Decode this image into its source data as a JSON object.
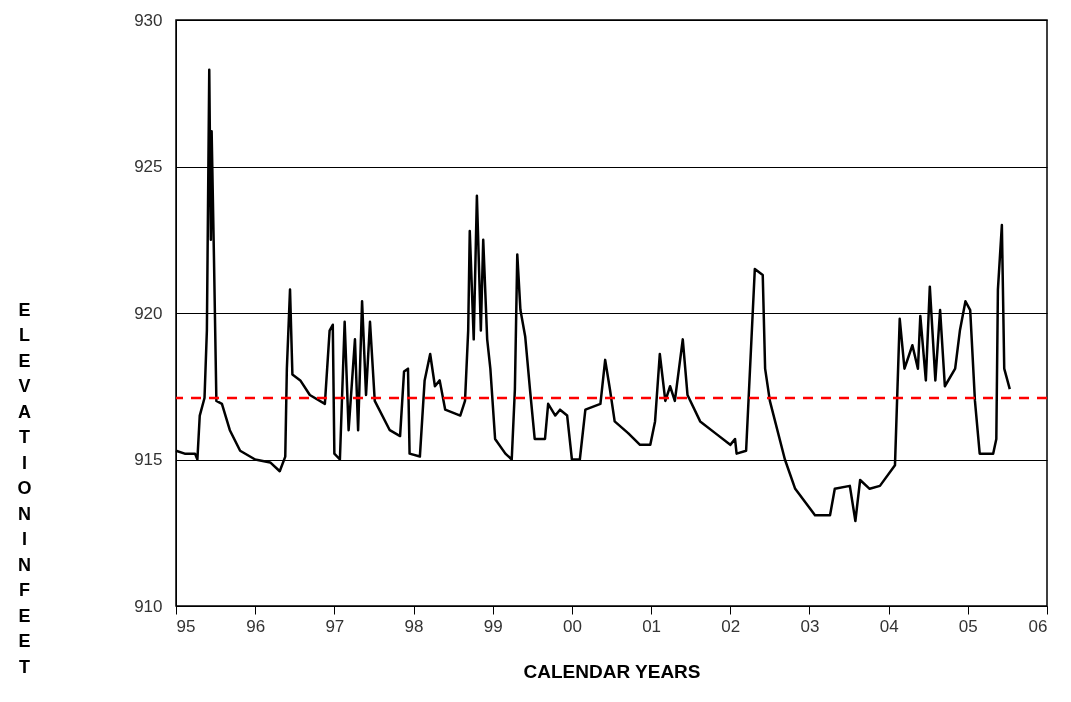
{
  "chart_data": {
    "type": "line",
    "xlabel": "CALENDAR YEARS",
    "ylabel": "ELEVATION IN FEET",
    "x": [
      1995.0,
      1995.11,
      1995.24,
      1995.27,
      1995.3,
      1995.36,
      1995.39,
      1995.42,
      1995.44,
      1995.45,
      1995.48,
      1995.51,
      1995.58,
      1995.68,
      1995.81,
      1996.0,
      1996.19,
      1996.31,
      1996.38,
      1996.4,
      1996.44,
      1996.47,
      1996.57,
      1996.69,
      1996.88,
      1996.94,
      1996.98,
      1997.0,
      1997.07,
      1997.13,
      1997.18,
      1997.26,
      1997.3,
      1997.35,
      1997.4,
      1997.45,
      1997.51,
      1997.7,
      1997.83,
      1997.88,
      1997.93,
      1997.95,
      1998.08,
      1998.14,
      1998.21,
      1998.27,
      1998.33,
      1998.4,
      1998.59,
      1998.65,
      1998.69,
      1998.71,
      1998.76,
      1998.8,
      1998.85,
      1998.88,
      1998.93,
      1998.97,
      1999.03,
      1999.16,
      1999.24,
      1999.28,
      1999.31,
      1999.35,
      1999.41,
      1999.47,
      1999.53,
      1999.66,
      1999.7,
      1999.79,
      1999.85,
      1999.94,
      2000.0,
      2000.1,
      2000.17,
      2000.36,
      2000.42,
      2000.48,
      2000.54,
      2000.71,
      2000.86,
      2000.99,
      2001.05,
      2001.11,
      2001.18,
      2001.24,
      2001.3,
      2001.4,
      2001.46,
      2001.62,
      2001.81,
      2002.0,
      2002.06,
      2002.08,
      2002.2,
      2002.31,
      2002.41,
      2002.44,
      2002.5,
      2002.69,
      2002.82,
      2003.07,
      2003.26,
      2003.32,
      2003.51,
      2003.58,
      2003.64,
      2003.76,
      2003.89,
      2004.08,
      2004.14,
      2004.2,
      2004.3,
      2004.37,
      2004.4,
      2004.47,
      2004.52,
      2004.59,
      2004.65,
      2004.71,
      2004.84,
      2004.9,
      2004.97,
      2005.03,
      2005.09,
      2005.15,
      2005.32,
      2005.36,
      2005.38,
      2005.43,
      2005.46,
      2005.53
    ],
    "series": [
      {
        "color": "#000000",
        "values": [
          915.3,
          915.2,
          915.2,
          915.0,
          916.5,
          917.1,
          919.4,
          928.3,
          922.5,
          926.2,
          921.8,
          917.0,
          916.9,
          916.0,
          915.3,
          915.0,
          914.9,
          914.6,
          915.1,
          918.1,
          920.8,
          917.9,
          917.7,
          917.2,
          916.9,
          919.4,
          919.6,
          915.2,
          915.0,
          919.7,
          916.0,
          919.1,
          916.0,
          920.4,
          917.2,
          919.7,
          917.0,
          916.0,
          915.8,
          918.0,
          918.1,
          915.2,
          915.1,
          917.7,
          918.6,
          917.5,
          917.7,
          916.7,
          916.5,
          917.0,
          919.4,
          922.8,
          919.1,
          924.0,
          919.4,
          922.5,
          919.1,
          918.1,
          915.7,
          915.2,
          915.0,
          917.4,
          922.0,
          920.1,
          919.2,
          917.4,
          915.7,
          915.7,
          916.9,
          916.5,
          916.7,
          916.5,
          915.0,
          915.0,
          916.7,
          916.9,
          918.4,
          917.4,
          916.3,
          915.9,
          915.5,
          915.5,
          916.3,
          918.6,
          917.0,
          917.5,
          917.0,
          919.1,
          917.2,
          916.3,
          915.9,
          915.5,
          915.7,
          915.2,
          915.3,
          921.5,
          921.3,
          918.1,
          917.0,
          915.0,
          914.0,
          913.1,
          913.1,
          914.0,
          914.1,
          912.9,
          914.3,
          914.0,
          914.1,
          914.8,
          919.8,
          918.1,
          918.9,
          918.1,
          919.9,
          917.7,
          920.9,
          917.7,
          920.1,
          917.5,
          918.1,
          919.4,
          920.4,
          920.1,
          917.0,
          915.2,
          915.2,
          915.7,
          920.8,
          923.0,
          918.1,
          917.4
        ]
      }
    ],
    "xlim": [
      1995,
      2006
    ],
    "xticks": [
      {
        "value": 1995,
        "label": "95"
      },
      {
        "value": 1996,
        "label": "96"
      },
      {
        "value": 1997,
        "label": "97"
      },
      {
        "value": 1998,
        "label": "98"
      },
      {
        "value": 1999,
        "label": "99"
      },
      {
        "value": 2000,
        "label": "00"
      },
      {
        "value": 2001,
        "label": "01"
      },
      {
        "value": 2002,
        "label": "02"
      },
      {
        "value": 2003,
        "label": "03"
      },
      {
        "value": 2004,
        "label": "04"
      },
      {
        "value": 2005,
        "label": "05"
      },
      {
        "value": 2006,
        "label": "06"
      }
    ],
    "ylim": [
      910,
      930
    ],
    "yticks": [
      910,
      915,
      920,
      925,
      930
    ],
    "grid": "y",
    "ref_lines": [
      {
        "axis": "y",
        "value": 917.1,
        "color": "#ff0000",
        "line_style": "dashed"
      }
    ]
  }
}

=====

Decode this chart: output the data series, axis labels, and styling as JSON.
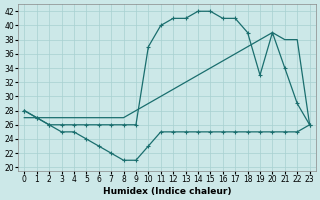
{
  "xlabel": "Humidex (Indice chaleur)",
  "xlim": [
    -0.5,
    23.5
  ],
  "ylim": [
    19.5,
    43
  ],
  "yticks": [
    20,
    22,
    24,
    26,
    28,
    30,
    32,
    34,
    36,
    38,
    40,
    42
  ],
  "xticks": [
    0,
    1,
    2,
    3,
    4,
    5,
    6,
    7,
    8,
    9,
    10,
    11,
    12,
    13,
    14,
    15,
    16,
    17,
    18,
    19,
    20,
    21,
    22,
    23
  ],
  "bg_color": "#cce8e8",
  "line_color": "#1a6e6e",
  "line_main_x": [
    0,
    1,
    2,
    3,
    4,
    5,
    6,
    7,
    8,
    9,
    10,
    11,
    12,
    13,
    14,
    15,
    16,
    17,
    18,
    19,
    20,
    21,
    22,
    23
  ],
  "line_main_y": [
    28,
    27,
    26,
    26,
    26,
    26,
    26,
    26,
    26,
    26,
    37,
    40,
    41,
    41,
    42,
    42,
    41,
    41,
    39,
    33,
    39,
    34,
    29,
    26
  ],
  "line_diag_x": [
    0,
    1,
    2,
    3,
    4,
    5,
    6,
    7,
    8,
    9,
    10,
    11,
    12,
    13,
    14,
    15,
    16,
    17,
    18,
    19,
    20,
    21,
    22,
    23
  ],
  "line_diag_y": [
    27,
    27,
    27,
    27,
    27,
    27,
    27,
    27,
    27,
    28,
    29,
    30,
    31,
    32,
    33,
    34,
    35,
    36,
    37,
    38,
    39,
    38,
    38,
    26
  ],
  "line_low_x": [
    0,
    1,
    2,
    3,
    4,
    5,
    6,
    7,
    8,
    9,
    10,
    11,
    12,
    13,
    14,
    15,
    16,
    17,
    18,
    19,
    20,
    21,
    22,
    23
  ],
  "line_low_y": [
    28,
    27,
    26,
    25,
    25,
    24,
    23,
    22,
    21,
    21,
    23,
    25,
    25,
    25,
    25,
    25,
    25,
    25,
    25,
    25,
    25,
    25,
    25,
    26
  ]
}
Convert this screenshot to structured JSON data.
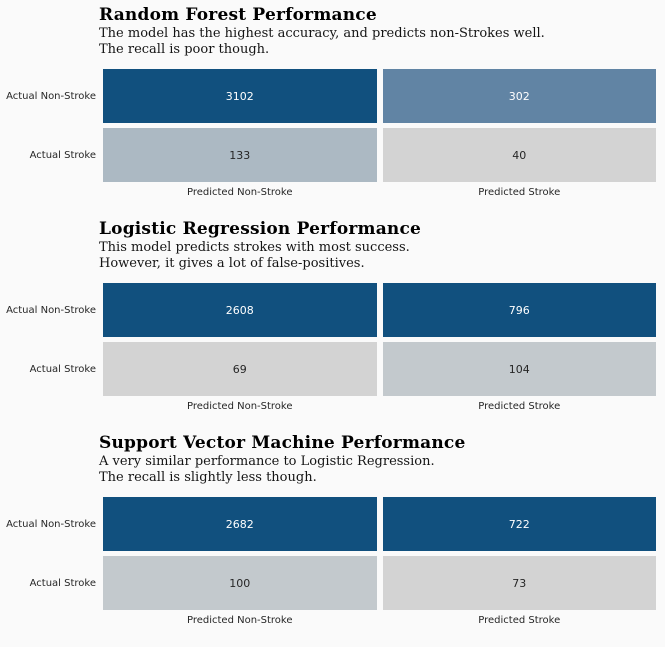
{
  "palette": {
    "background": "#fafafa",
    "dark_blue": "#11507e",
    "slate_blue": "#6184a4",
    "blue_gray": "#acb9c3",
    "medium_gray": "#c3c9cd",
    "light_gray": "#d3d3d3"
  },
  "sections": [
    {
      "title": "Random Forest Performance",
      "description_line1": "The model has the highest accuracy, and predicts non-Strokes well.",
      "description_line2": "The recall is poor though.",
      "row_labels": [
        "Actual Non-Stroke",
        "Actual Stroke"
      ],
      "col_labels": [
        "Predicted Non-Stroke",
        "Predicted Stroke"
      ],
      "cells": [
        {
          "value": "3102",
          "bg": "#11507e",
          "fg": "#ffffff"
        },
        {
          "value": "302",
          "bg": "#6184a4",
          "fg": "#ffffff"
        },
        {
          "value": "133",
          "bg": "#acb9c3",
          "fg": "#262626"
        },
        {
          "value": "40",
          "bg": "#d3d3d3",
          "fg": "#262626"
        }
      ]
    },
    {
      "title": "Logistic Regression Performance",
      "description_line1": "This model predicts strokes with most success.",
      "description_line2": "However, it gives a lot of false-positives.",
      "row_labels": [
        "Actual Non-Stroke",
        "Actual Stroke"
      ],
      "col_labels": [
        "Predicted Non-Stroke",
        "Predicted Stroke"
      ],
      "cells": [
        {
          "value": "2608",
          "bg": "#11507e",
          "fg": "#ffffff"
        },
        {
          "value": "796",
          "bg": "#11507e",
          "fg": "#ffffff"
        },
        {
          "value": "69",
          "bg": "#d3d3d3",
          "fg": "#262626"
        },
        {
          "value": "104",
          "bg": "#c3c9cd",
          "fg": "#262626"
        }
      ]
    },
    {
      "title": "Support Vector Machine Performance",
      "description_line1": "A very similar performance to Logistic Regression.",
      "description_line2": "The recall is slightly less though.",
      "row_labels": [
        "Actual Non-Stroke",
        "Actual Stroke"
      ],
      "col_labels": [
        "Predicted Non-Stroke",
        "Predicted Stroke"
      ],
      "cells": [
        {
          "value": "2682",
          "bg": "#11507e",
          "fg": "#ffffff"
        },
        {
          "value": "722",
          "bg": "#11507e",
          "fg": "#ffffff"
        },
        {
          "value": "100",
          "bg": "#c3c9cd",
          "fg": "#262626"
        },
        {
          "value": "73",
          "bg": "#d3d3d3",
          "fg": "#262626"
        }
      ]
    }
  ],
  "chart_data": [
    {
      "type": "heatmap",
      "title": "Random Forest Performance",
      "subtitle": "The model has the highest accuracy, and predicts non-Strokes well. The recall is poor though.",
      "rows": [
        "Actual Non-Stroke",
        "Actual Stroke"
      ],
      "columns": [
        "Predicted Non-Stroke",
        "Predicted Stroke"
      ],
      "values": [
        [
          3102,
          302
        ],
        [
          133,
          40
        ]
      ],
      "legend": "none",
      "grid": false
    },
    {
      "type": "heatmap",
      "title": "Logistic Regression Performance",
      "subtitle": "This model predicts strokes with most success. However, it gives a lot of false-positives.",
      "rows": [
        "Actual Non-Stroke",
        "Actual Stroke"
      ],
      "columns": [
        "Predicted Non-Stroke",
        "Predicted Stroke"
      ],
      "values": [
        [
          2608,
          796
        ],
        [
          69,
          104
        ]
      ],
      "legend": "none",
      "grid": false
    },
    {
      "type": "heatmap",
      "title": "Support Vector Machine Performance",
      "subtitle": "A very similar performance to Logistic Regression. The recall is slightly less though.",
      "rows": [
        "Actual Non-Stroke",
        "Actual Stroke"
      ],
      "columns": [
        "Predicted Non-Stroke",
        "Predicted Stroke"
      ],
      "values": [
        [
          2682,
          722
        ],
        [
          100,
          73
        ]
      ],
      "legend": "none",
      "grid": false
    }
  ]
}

=====

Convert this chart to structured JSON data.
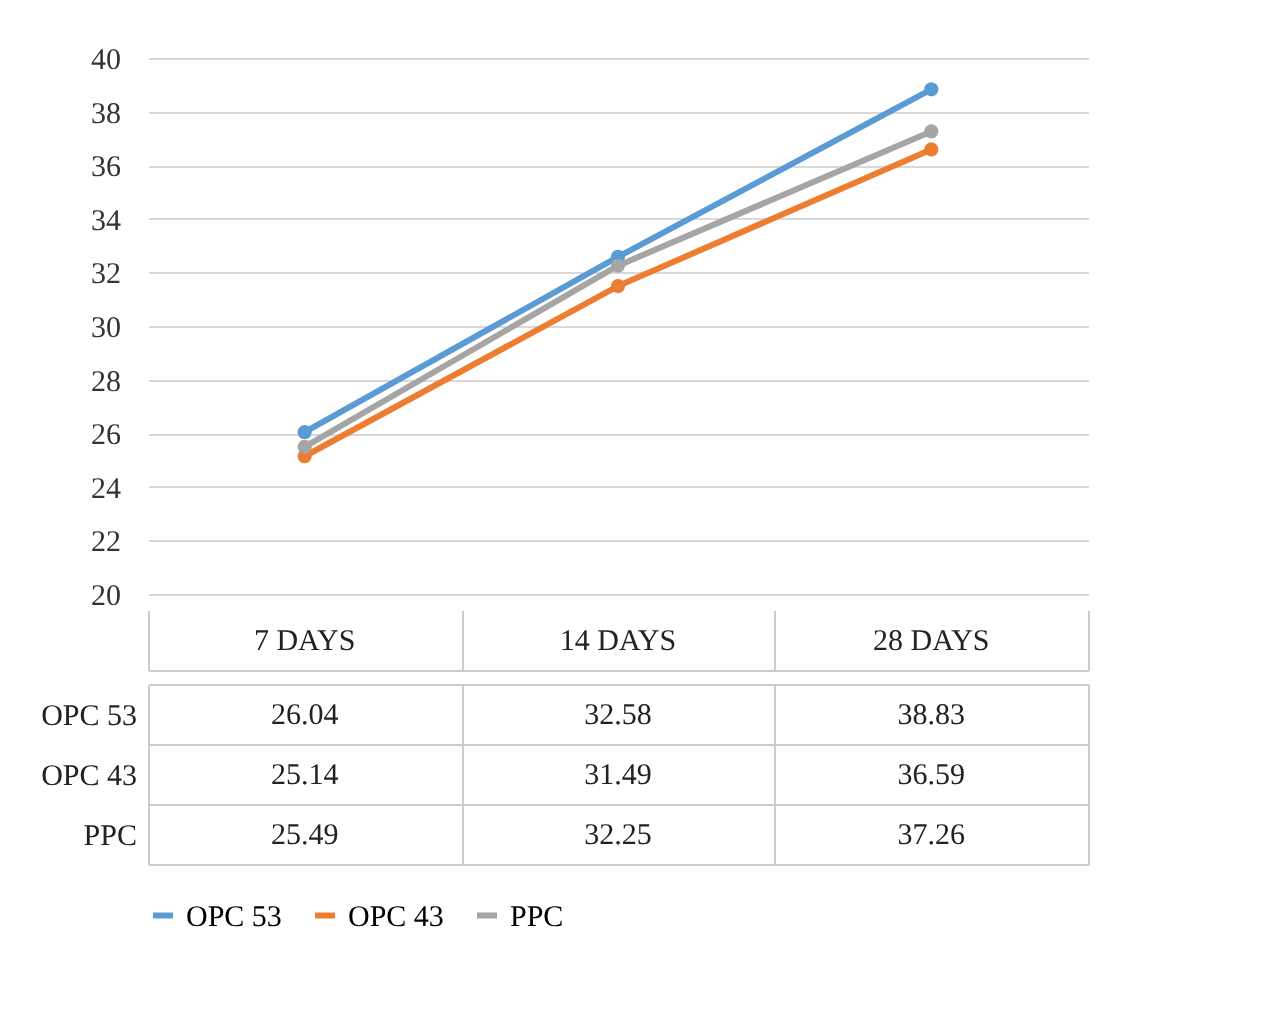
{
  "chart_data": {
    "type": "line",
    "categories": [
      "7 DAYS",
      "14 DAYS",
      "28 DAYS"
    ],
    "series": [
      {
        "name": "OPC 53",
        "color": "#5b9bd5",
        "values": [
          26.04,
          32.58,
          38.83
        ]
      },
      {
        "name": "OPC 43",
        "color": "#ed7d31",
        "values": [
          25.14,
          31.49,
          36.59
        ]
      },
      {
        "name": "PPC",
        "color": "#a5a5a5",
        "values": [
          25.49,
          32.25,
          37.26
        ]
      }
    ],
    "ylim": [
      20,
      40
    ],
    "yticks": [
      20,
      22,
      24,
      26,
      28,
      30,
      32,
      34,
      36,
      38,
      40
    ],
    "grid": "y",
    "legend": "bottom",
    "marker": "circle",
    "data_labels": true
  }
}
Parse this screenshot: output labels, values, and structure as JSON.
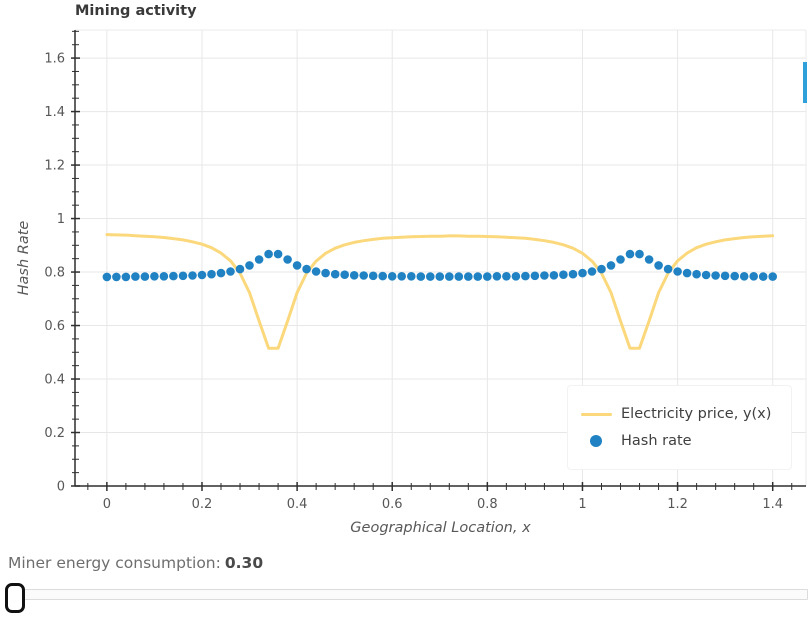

=====

*DIRECTIONS*. Pictures excluded, retype exactly the lines running from the one with "Convert this chart to structured JSON data." through the one with "Parse this screenshot: output". Include both end lines and nothing more.

*RESPONSE BELOW*.
Convert this chart to structured JSON data.
{
  "chart_data": {
    "type": "line",
    "categories": [
      "7 DAYS",
      "14 DAYS",
      "28 DAYS"
    ],
    "series": [
      {
        "name": "OPC 53",
        "color": "#5b9bd5",
        "values": [
          26.04,
          32.58,
          38.83
        ]
      },
      {
        "name": "OPC 43",
        "color": "#ed7d31",
        "values": [
          25.14,
          31.49,
          36.59
        ]
      },
      {
        "name": "PPC",
        "color": "#a5a5a5",
        "values": [
          25.49,
          32.25,
          37.26
        ]
      }
    ],
    "ylim": [
      20,
      40
    ],
    "yticks": [
      20,
      22,
      24,
      26,
      28,
      30,
      32,
      34,
      36,
      38,
      40
    ],
    "grid": "y",
    "legend": "bottom",
    "marker": "circle",
    "data_labels": true
  }
}
Parse this screenshot: output labels, values, and structure as JSON.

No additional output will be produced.